__PAGE EXTRACT__
● ● ● ●
How Syria’s rebels became Turkey’s mercenaries
Fighting in the south Caucasus again broke out on
Sept. 28 when Armenia and Azerbaijan clashed in the disputed territory of
Nagorno-Karabakh. Each accuses the other of having started the conflict, and
international actors have been actively working to bring the violence to a
halt.
Tensions in the region are not new. But initial
reports on the ground indicated Syrian mercenaries being deployed by Turkey to
serve alongside Azeri forces, a far more recent development.
Ankara and Baku deny the claims. But various news
outlets, citing Syrian rebel sources, appear to have now confirmed that
fighters are being recruited for service in the Caucasus, and have been for
some time. An unknown number of Syrians have since been killed in the fighting.
Engin Yüksel, research fellow with the Clingendael
Institute for International Relations at the Hague, told Ahval in a podcast
that, since the start of Syria’s civil war, Turkey has played a key role in
organising Syrian rebel groups, over which its influence has steadily grown.
“The Free Syrian Army (FSA) was the armed opposition
group mostly aligned with Turkey throughout the Syrian civil war,” Yüksel said,
referring to the original armed opposition to President Bashar al-Assad. “In
this context, the FSA took sanctuary in Turkey, and built strong networks with
Western and Gulf Arab countries.”
Initially, Ankara did not hold sway over the FSA to
the degree that some of its partners did. But this changed in 2016 as other powers
decreased their involvement in the conflict, while Turkey took a more active
role as Ankara began to prioritise containing Syria’s Kurds in the north of the
country.
● ● ● ●
Labeled box records

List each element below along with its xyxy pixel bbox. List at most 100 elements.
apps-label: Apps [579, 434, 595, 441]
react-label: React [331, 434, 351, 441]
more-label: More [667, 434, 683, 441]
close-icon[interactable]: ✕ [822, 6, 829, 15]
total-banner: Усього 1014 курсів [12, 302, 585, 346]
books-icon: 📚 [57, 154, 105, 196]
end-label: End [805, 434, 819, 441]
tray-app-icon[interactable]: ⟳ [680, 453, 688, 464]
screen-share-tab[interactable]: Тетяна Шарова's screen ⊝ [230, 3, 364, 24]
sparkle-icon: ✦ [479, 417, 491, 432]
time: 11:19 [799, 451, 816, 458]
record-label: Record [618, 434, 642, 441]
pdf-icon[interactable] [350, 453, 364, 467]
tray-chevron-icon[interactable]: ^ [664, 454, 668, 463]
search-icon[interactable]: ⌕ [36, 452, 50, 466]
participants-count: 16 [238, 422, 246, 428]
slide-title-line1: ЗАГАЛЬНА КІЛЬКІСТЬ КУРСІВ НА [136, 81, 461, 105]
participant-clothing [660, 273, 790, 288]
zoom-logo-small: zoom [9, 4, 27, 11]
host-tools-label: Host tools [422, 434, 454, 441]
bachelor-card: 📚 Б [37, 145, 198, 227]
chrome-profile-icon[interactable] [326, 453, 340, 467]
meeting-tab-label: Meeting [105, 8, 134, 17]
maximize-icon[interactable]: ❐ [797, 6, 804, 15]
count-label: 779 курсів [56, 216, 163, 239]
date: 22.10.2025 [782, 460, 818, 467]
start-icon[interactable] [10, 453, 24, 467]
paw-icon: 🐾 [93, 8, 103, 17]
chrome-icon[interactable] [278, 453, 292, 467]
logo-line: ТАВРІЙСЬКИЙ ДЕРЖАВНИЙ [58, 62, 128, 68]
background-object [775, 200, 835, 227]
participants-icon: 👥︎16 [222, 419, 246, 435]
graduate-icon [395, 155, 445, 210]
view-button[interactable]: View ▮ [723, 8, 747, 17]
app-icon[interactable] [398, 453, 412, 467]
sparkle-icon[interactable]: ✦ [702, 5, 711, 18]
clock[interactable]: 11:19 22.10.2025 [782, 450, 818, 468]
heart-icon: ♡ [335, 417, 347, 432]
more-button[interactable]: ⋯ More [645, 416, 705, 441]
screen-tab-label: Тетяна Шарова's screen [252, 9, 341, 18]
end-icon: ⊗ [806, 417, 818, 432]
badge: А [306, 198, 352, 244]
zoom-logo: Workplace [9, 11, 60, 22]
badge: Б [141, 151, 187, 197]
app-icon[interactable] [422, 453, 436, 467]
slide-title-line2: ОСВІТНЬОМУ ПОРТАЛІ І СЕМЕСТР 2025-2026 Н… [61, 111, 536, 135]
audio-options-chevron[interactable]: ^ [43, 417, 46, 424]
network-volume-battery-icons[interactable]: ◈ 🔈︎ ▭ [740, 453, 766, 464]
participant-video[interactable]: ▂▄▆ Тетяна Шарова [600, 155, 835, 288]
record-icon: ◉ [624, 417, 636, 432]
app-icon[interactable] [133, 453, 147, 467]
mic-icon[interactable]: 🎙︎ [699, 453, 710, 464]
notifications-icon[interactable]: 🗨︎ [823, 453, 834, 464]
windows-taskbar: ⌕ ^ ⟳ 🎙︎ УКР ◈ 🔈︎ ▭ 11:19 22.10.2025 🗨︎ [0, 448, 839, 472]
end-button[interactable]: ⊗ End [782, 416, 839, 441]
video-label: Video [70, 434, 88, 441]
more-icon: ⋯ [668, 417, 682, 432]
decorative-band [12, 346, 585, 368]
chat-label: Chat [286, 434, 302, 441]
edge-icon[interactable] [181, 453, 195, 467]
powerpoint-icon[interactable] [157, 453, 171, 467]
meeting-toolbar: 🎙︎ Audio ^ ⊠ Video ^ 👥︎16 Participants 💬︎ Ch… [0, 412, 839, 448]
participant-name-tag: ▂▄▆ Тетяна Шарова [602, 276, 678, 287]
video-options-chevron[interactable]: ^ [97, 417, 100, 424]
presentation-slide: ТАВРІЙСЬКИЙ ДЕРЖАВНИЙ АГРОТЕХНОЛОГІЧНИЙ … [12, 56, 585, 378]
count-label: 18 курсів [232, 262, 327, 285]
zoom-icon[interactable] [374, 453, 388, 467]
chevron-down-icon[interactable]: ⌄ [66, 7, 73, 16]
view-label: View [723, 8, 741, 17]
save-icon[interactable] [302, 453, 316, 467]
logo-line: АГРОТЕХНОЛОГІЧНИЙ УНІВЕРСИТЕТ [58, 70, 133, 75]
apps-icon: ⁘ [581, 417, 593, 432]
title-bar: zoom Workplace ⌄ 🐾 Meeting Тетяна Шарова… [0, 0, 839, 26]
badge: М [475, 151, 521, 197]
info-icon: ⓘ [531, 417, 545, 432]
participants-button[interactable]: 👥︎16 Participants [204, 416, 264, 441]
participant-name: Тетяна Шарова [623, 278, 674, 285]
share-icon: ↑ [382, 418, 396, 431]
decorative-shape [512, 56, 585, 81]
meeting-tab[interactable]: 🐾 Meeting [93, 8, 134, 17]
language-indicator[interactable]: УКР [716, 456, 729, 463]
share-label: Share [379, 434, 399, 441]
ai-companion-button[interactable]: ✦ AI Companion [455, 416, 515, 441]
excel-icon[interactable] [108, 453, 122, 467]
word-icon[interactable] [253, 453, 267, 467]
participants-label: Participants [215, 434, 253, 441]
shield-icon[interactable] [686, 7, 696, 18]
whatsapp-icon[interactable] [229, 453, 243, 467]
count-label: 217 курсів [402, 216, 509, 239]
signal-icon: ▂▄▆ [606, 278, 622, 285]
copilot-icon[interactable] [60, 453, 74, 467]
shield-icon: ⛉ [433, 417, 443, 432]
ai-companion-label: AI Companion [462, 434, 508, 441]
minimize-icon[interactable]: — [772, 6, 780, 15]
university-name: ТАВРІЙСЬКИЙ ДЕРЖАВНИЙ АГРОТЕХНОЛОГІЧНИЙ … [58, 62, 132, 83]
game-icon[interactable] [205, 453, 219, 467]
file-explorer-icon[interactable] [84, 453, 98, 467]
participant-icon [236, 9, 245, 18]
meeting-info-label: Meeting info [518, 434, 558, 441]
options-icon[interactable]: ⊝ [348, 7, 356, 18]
● ● ● ●
__EXERCISE REQUIREMENTS__
Extend the article on how Syria's rebels became Turkey's mercenaries, picking up right after its last sentence. These rows come from a separate source.

__EXERCISE RESULT__
Since then, Turkey’s military has worked diligently
to develop the combat capacity of its Syrian proxies, deploying them alongside
Turkish regular forces in multiple incursions against Kurdish militants in
northern Syria.
These units now fall under the umbrella of the
Syrian National Army (SNA), a hodgepodge of militias that includes secularists,
Syrian Turkmen, and Islamist nationalists, amongst others. Many of Ankara’s
opponents, however, also accuse it of supporting jihadist groups such as Hayat
Tahrir al-Sham (HTS), a former branch of al Qaeda in Syria. And these
accusations have followed the deployment of Turkey’s Syrian proxies overseas.
Yüksel, who authored a recent study on Turkey’s use
of proxy forces inside Syria, insists that this characterization is not
entirely accurate. Instead, jihadist elements such as HTS have often resisted
full integration into Turkey’s network of Syrian allies.
However, ideological motivations often take a
backseat to economic ones. And Yüksel highlighted the often-destitute
conditions Syrians fighting for Turkey, who are induced by recruiters promising
the possibility of Turkish citizenship or hefty contracts.
The SNA fighters “are disconnected from traditional
sources of income and have insufficient support networks to live by and pay
rents,” Yüksel said, adding that contracts to fight abroad were much higher
than the paltry salaries offered at home.
In Libya, for example, where Turkish proxy groups
have also played a role, Syrian fighters were initially offered
up
to $2,000 a month. While those sent to Azerbaijan are reported to have received
$1,500 a month.
Yüksel added that Turkey offers additional
incentives such as healthcare and Turkish nationality to those willing to take
up the offer of fighting abroad. And it is this desire for material gain,
rather than religious or ideological goals, that has provided the strongest
motivation for SNA fighters.
This runs counter to the narrative put forward by
Turkey’s opponents. Libya’s General Khalifa Haftar has accused Ankara of adding
to the terrorist groups seeking to undermine the administration he heads in the
east of the country.
Armenian officials similarly characterise Syrians
fighting for Azerbaijan as religious extremists. In an interview with Russian
media, Armenian Prime Minister Nikol Pashinyan accused such fighters of trying
to impose sharia law in his country, although his claims have since been
disputed.
But Yüksel said that it is unlikely that such Syrian
fighters are drawn from the jihadist factions who cooperate with Turkey.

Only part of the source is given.